Aim of the exercise: Search the material for the string "author" and copy each line where it occurs.
▶
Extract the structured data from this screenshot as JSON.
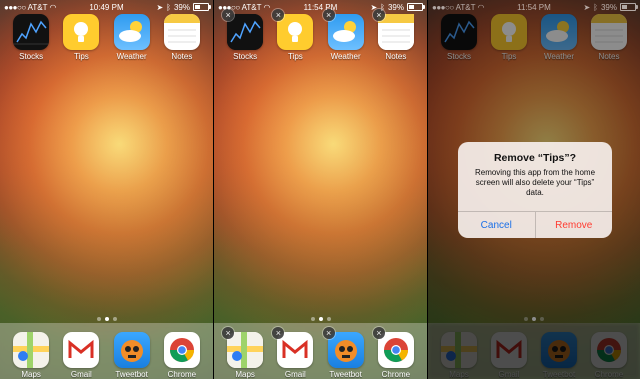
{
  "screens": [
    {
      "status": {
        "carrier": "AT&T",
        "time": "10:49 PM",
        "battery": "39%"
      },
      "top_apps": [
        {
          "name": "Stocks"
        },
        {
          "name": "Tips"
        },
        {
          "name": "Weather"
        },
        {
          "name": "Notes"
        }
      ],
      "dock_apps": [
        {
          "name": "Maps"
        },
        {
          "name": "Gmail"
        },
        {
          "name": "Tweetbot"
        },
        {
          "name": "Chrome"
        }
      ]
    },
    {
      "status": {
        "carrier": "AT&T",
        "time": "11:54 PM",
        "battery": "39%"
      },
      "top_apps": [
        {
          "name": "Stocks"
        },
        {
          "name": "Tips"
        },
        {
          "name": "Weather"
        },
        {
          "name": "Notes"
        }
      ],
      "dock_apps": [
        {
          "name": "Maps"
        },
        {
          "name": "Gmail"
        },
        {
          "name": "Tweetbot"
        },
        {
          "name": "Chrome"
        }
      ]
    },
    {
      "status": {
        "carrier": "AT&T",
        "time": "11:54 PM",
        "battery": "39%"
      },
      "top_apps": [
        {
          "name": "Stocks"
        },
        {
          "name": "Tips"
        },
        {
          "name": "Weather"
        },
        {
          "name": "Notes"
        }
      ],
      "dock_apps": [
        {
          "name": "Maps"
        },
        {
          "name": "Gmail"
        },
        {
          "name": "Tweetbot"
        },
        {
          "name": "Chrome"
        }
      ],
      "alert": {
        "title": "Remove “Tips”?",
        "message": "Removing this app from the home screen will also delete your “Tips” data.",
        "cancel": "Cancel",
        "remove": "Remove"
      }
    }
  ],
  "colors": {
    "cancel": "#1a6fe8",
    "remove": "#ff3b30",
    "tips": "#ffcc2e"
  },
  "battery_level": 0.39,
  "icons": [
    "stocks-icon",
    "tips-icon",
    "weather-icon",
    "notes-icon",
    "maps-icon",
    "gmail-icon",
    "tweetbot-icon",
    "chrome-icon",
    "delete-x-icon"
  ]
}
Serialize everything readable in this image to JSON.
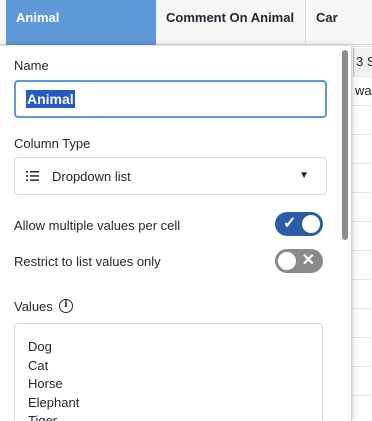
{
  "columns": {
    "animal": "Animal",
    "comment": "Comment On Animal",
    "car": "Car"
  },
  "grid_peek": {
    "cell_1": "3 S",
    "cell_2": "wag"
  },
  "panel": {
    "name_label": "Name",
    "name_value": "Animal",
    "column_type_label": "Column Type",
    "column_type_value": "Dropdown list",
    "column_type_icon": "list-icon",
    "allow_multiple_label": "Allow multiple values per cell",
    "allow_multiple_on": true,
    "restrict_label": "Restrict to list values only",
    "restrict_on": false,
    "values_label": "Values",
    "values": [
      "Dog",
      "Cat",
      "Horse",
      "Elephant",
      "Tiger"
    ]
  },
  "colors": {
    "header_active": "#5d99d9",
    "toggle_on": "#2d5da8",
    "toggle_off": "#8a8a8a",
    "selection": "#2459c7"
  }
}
◀
▶
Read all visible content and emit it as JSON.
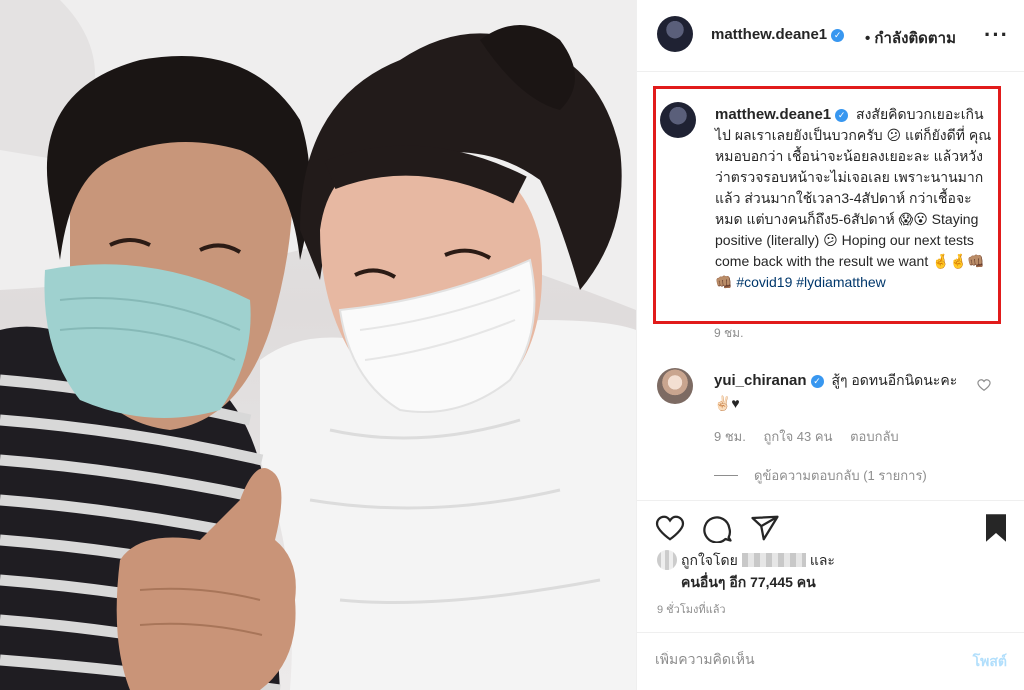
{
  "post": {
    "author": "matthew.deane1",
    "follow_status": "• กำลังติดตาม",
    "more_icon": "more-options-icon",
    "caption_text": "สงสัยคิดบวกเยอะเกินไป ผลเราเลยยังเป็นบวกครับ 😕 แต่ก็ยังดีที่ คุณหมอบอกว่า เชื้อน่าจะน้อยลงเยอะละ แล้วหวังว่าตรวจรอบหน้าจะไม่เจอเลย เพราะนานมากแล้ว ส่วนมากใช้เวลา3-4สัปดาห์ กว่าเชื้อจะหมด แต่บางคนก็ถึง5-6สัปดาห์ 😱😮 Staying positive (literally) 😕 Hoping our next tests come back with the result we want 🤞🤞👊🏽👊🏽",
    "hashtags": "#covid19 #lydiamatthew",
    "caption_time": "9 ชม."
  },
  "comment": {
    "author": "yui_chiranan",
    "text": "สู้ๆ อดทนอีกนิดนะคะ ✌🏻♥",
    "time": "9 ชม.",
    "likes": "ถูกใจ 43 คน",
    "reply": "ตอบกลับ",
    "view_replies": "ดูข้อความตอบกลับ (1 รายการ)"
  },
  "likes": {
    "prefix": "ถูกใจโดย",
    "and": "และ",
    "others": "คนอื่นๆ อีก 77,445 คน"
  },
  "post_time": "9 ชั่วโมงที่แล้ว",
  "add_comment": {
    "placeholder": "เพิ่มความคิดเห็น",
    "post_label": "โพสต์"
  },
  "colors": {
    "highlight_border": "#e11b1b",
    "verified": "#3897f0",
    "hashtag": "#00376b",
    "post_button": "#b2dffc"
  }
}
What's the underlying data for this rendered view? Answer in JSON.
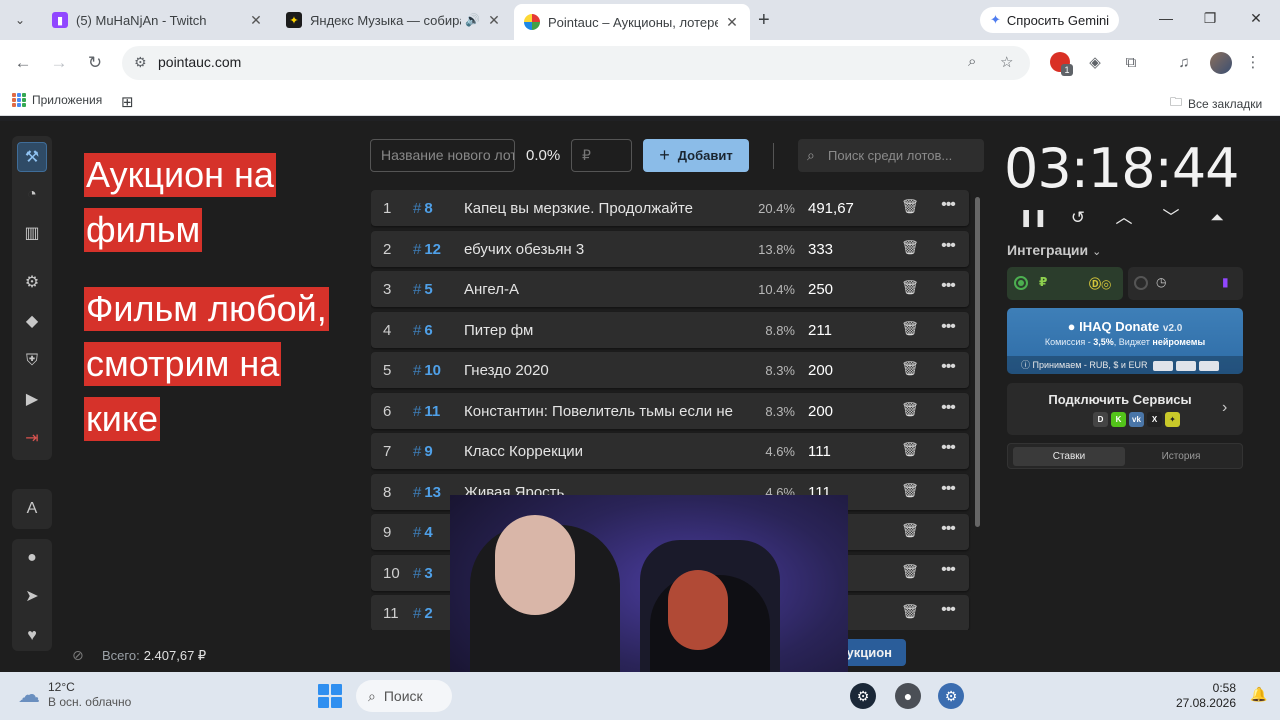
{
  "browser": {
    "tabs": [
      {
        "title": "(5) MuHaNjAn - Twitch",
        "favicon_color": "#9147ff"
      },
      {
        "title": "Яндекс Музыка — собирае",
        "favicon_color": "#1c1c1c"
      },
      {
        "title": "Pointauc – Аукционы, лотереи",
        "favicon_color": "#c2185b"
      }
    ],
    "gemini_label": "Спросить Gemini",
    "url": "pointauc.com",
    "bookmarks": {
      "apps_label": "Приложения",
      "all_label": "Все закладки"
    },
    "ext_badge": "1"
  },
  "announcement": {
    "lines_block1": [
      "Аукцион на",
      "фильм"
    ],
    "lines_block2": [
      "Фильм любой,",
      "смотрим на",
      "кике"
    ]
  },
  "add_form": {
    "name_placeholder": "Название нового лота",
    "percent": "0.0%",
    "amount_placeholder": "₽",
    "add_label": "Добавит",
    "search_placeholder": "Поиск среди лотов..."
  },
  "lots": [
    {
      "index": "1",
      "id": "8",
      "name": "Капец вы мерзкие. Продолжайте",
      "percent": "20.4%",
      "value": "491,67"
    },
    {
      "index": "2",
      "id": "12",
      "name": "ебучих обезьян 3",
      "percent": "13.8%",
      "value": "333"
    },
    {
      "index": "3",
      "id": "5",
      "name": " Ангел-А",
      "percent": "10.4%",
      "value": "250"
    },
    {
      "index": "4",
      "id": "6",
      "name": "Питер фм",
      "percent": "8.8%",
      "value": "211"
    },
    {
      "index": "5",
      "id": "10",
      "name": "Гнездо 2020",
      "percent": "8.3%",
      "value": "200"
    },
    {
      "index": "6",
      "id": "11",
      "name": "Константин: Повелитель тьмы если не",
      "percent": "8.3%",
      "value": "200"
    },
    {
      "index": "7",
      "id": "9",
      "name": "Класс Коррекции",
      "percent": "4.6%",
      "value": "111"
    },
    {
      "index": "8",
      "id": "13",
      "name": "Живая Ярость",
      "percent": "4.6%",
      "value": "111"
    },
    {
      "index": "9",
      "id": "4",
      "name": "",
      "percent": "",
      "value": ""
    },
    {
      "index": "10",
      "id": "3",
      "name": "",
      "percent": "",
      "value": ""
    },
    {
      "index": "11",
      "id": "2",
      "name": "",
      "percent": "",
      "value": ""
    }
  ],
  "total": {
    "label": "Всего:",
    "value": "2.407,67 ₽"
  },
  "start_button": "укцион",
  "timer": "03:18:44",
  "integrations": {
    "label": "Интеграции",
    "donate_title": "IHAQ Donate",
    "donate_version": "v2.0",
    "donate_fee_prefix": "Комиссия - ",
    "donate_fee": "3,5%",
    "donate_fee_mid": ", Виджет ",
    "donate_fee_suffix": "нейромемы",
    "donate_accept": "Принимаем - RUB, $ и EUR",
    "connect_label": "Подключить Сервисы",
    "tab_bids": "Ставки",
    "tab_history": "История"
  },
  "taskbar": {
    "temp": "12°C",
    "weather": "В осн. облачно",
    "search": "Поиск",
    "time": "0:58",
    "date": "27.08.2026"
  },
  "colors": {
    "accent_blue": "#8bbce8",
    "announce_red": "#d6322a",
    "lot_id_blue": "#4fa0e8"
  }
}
◀
Complete output:
    "author": "matthew.deane1",
    "author": "yui_chiranan",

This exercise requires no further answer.